Filter the entries and keep only the lines where the string "parties" appears.
Start of MATERIAL
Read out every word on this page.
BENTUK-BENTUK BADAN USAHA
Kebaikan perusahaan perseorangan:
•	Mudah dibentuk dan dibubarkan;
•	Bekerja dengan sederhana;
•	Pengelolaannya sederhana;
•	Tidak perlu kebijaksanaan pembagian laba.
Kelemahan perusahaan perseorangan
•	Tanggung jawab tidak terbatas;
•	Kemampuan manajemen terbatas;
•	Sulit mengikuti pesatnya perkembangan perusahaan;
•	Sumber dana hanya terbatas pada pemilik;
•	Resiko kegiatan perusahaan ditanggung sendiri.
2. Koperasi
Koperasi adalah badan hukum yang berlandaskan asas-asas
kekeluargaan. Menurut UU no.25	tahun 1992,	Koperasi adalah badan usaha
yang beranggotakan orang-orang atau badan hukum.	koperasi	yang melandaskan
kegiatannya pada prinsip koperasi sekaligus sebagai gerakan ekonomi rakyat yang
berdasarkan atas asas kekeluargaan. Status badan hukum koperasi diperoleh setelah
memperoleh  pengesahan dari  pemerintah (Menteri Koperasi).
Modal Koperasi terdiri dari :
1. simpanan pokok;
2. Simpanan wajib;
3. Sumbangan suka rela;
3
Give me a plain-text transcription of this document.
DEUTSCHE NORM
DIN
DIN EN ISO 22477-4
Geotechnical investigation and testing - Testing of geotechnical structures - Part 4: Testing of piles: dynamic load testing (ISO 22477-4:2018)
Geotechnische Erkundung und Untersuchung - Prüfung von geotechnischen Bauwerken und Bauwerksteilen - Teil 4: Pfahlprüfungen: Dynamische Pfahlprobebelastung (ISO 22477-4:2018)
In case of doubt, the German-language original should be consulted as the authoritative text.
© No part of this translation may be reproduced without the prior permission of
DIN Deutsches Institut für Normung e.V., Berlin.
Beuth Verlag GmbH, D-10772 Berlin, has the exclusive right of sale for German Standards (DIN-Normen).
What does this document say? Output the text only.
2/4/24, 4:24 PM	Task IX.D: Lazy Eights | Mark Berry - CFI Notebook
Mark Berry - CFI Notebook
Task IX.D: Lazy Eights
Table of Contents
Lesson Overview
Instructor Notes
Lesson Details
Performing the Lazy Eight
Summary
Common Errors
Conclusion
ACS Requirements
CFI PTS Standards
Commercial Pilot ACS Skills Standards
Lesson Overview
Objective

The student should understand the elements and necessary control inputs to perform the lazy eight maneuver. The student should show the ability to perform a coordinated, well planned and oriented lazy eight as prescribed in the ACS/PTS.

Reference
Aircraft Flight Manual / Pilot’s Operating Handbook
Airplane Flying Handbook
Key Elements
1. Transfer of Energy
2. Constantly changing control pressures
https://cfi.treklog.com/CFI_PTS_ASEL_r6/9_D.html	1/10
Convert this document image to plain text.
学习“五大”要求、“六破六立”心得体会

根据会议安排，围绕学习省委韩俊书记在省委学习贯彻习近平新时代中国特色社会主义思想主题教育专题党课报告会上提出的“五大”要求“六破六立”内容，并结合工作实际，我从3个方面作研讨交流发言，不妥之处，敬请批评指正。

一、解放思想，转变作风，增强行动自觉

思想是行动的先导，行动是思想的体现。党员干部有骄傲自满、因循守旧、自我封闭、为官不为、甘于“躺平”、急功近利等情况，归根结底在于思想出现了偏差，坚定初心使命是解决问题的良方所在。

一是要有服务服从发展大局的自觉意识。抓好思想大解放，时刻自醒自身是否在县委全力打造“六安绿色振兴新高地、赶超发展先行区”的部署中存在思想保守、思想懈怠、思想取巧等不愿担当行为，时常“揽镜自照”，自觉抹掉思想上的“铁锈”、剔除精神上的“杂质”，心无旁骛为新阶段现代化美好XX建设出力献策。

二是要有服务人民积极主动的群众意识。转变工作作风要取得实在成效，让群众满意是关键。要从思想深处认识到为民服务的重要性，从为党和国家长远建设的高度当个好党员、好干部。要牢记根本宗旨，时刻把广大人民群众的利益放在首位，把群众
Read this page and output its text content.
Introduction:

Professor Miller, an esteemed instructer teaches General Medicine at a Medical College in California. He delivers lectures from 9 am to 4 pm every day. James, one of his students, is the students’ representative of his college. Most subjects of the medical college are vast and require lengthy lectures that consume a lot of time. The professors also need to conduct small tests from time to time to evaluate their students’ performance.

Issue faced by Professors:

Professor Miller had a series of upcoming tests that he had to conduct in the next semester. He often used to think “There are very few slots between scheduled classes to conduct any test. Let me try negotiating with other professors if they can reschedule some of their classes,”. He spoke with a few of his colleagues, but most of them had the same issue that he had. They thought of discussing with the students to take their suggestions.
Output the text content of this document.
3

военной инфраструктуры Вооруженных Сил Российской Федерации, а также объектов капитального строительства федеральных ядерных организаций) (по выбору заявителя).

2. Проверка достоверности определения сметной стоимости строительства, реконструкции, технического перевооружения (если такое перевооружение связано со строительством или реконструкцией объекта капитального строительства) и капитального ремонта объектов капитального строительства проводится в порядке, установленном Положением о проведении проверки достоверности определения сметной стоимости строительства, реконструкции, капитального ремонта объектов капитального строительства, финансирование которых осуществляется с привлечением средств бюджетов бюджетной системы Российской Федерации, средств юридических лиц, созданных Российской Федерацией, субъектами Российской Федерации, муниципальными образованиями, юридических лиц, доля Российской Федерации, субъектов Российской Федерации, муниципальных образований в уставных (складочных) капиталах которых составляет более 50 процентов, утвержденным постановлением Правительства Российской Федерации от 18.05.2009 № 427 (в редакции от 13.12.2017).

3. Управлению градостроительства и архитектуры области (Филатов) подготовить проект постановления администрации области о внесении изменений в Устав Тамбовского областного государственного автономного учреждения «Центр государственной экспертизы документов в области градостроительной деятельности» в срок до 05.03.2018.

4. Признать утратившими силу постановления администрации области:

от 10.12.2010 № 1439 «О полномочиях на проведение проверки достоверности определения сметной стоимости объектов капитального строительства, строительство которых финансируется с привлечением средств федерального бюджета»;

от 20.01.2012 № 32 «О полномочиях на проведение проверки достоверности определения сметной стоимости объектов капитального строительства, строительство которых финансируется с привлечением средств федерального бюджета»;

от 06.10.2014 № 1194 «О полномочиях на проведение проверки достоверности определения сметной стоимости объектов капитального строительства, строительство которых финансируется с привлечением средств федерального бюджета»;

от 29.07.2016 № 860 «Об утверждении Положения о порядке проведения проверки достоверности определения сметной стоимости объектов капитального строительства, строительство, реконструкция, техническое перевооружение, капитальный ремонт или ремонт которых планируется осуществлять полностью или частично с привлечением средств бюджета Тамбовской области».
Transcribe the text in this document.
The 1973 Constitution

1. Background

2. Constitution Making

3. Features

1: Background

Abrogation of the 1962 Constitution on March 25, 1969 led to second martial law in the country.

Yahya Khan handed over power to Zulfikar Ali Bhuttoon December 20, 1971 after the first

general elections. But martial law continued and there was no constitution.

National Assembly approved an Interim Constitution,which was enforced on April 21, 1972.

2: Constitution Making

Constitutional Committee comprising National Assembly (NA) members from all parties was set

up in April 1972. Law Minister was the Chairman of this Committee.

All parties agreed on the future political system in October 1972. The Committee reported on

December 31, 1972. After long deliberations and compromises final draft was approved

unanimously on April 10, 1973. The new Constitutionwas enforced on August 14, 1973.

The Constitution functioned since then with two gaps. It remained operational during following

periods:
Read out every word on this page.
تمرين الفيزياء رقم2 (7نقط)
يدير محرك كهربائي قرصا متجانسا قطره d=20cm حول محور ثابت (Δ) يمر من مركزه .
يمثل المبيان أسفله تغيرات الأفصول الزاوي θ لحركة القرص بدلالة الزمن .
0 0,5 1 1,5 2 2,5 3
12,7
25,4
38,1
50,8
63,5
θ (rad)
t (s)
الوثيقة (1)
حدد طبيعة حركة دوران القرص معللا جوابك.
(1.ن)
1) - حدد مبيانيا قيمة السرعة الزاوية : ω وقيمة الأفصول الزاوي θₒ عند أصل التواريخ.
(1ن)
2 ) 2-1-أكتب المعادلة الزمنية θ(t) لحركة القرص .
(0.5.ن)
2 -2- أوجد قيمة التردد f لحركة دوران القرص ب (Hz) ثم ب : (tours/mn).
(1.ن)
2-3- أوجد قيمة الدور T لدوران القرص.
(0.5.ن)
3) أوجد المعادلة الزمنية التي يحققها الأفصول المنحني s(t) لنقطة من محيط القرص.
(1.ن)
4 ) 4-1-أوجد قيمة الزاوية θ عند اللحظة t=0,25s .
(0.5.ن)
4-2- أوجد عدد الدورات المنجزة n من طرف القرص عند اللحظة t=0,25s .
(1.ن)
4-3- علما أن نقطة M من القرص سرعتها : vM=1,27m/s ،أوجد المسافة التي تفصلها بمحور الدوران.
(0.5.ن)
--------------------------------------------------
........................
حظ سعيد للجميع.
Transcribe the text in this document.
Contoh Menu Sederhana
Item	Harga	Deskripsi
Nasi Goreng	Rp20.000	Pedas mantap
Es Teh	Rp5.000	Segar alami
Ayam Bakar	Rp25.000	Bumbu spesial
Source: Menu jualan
End of MATERIAL
- IN RESPONSE -
Constitutional Committee comprising National Assembly (NA) members from all parties was set
All parties agreed on the future political system in October 1972. The Committee reported on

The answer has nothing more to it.